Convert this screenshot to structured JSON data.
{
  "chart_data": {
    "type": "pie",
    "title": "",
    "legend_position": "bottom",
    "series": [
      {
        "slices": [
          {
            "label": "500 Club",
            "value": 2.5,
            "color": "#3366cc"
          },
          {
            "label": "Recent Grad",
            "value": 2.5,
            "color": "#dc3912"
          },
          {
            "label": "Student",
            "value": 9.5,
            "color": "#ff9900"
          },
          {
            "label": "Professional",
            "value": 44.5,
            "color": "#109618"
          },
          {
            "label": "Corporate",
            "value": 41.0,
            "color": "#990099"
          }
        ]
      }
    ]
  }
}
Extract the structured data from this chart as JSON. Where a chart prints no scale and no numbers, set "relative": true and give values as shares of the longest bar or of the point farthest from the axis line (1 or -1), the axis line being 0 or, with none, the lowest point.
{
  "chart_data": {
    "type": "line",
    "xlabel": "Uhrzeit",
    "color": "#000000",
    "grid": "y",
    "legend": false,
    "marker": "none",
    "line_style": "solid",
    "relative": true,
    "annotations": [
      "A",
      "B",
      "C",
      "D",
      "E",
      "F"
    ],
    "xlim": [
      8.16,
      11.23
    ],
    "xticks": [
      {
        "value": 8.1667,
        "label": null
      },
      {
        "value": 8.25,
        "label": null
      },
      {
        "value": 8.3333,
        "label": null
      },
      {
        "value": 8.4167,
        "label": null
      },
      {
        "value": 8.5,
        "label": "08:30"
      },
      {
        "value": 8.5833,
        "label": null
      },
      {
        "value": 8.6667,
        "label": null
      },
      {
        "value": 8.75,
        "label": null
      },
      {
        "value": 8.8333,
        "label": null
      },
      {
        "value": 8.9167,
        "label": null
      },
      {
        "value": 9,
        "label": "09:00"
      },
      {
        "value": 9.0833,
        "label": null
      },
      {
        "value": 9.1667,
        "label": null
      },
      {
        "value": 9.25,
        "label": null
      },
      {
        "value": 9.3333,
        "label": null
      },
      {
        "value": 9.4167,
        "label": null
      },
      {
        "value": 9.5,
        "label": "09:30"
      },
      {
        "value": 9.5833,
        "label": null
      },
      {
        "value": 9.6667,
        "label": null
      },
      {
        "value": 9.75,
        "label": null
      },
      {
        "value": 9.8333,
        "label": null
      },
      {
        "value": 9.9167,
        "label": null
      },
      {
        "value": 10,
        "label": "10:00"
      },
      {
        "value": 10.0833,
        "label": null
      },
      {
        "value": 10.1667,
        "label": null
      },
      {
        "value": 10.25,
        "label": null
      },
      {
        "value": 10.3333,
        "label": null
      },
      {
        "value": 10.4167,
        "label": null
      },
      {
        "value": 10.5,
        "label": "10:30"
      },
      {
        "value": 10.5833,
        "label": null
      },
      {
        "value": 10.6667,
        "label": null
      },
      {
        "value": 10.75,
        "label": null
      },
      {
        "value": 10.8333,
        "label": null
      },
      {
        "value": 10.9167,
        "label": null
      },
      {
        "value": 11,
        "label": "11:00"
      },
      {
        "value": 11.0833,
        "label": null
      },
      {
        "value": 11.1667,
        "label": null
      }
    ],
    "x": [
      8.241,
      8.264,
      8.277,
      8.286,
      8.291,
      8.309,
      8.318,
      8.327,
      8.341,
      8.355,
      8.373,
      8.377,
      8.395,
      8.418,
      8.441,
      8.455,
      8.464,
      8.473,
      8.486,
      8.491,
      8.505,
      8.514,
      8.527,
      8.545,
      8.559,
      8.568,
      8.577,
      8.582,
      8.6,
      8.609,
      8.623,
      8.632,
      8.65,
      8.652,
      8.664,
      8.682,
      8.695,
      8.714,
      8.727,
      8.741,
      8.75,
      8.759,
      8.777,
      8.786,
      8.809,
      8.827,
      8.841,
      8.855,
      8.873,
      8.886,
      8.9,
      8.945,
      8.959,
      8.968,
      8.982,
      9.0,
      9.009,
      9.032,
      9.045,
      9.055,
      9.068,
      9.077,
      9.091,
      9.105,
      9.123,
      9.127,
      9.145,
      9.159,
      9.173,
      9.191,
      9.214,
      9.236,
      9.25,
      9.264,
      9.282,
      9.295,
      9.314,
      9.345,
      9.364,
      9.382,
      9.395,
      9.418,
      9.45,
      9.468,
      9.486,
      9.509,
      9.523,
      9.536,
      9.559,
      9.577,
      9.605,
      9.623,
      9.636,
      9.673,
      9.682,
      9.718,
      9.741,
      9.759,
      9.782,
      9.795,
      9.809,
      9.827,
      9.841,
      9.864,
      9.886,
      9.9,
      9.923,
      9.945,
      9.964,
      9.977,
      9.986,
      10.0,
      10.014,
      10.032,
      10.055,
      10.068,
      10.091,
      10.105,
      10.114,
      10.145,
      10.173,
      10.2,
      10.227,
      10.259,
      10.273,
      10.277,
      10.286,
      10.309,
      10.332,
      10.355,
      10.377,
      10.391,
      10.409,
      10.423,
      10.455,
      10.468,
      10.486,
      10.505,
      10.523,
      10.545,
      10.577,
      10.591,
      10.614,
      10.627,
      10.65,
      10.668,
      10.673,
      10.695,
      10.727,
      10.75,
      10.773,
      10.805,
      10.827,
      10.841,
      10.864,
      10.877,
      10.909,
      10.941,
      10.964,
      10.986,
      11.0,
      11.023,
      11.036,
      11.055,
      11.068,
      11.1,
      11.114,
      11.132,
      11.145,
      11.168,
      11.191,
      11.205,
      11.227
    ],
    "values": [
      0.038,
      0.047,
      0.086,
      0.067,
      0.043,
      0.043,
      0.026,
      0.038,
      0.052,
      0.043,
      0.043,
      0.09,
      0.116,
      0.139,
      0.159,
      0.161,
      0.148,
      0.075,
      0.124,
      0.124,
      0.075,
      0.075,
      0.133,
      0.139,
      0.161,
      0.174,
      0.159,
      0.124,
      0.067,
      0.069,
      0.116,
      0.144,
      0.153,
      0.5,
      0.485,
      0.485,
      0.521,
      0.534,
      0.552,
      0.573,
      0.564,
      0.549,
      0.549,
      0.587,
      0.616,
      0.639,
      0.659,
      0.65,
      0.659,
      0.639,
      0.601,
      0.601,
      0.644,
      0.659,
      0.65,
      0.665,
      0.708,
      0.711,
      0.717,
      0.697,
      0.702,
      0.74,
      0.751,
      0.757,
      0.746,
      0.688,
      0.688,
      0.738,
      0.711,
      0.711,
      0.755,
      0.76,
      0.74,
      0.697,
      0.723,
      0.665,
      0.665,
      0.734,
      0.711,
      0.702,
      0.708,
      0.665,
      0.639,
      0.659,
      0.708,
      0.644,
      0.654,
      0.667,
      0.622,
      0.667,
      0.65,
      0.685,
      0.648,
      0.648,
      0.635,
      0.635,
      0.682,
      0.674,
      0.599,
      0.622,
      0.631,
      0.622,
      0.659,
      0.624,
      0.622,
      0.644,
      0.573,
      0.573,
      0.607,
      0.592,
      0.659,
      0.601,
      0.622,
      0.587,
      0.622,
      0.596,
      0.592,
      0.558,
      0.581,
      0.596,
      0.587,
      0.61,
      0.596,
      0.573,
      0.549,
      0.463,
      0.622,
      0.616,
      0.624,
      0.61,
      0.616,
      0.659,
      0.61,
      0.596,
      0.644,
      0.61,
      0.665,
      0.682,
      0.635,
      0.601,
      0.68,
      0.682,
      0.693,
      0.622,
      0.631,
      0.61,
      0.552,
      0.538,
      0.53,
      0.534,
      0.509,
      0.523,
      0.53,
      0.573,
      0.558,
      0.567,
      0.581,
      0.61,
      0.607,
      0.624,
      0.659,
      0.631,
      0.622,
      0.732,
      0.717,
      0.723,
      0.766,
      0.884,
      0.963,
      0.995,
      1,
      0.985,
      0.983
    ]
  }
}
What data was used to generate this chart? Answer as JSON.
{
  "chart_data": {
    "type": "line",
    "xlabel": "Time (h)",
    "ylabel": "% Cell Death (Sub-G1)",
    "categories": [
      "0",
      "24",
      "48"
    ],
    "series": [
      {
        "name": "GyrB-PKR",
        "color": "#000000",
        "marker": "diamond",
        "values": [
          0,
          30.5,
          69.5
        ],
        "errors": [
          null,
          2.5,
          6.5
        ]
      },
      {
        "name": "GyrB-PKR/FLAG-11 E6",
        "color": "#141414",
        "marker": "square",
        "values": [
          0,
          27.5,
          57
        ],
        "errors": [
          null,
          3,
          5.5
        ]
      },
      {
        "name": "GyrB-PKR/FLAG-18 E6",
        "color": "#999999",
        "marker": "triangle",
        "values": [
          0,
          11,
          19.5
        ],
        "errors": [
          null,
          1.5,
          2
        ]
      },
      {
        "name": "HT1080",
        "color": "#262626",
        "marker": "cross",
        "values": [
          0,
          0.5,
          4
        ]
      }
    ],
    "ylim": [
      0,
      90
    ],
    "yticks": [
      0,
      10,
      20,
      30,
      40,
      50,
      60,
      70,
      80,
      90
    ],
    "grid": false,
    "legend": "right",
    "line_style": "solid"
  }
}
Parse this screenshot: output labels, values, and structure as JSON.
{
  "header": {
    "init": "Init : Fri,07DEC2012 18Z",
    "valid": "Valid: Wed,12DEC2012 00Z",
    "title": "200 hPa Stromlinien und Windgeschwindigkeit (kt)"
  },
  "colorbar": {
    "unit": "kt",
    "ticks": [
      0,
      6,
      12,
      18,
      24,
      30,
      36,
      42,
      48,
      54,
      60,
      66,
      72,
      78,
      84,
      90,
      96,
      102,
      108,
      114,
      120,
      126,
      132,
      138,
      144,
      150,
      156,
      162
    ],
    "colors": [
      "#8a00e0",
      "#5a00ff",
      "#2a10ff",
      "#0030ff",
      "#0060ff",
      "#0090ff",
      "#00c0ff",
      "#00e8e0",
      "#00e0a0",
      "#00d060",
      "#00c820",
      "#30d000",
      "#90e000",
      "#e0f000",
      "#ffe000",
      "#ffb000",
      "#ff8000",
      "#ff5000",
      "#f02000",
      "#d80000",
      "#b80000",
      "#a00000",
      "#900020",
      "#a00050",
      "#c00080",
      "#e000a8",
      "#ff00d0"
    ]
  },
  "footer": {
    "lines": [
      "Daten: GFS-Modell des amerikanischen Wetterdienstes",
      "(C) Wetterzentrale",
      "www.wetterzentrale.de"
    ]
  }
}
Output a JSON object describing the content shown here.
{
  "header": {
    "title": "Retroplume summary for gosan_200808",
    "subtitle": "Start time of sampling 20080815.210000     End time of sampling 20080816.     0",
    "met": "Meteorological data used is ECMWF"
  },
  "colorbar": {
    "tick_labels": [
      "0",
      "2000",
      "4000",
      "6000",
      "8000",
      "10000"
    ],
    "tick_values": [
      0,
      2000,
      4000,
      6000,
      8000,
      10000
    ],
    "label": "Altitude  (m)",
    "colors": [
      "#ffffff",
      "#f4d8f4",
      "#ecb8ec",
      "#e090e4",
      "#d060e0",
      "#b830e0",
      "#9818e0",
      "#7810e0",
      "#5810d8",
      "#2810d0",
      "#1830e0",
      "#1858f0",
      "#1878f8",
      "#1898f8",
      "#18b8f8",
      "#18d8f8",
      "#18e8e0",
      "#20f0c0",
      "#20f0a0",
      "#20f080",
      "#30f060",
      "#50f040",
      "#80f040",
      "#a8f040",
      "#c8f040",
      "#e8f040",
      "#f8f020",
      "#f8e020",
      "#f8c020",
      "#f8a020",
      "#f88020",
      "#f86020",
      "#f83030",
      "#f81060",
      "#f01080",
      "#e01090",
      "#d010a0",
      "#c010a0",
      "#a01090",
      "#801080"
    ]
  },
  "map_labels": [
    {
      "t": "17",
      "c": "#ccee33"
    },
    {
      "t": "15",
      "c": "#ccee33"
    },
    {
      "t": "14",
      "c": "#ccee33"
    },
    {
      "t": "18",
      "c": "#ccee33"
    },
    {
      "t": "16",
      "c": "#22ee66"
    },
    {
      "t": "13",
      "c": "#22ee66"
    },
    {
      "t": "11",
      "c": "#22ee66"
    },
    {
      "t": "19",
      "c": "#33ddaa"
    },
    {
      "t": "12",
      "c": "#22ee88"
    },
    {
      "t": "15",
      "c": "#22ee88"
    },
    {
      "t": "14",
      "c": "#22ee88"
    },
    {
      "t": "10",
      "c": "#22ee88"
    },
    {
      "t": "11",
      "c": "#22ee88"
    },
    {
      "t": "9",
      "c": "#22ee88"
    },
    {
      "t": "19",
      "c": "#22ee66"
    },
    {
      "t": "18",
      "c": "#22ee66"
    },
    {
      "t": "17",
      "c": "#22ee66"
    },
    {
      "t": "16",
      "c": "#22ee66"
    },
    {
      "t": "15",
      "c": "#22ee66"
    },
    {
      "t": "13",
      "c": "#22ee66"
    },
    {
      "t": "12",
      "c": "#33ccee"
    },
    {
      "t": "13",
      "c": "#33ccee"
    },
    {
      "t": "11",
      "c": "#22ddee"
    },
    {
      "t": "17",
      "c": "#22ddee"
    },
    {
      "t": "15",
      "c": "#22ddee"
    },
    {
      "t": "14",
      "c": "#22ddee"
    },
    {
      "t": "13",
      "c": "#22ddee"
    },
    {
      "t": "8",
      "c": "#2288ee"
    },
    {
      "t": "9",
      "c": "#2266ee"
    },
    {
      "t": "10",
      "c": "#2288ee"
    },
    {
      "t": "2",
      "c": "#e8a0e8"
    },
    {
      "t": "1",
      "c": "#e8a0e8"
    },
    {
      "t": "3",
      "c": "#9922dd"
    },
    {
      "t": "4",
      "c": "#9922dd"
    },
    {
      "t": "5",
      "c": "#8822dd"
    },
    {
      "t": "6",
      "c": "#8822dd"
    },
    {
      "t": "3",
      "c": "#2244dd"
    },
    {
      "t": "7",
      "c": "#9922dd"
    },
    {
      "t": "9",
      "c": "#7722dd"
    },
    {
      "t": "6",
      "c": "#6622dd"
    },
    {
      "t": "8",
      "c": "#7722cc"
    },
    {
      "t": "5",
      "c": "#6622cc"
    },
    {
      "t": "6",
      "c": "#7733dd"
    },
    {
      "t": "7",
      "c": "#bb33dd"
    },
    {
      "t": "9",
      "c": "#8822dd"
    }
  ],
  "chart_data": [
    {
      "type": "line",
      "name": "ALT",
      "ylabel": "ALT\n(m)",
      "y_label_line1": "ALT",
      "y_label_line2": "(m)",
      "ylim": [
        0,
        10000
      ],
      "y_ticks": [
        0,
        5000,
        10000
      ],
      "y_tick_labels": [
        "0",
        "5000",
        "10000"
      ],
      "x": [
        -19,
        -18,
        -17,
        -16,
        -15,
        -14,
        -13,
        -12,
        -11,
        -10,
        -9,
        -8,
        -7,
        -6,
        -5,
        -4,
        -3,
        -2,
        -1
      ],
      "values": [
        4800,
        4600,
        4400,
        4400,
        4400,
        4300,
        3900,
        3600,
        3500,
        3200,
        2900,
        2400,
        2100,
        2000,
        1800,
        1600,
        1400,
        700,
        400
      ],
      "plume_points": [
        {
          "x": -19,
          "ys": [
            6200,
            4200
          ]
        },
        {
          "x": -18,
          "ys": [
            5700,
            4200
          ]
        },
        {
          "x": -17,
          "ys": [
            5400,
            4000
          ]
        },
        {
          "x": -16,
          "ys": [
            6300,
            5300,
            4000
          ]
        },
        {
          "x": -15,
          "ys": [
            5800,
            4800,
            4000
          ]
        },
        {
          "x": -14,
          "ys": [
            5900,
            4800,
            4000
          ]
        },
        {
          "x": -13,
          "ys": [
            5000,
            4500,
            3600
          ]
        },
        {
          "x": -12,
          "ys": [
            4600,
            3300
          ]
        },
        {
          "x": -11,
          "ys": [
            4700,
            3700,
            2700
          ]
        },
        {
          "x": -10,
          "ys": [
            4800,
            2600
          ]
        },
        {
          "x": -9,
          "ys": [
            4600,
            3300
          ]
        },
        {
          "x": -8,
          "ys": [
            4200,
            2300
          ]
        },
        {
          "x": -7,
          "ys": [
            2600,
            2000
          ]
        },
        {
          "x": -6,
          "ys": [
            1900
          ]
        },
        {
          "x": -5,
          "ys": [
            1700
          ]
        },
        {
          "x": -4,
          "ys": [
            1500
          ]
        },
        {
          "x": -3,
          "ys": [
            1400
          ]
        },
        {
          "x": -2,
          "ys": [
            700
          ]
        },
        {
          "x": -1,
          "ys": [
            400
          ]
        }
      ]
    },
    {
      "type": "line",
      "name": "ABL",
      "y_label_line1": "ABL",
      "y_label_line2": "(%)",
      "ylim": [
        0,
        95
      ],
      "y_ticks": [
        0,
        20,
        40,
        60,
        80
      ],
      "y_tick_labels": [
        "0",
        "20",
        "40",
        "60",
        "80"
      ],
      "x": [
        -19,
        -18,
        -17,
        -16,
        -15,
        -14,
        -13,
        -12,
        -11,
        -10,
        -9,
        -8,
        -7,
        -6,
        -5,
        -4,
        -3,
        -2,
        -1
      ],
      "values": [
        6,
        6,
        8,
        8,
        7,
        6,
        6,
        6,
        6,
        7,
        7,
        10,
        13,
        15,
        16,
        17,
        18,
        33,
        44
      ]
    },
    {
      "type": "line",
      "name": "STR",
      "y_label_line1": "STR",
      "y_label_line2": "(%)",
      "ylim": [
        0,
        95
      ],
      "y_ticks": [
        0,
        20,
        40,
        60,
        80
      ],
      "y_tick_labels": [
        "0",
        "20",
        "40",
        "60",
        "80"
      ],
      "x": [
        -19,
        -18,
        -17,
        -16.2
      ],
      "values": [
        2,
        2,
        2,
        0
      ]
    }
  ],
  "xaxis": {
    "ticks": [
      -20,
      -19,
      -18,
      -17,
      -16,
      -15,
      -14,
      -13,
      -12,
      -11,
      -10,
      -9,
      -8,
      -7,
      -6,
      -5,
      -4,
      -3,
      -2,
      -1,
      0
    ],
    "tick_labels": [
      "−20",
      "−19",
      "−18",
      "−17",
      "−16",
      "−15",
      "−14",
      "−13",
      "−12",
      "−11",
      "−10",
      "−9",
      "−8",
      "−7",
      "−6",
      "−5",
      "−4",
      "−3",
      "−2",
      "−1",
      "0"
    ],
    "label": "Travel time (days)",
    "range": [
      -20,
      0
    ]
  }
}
******************************
▸ **Work instructions**
Using the data above, say how many lines include "FLAG". No other reply is needed.

▸ **Exercise response**
2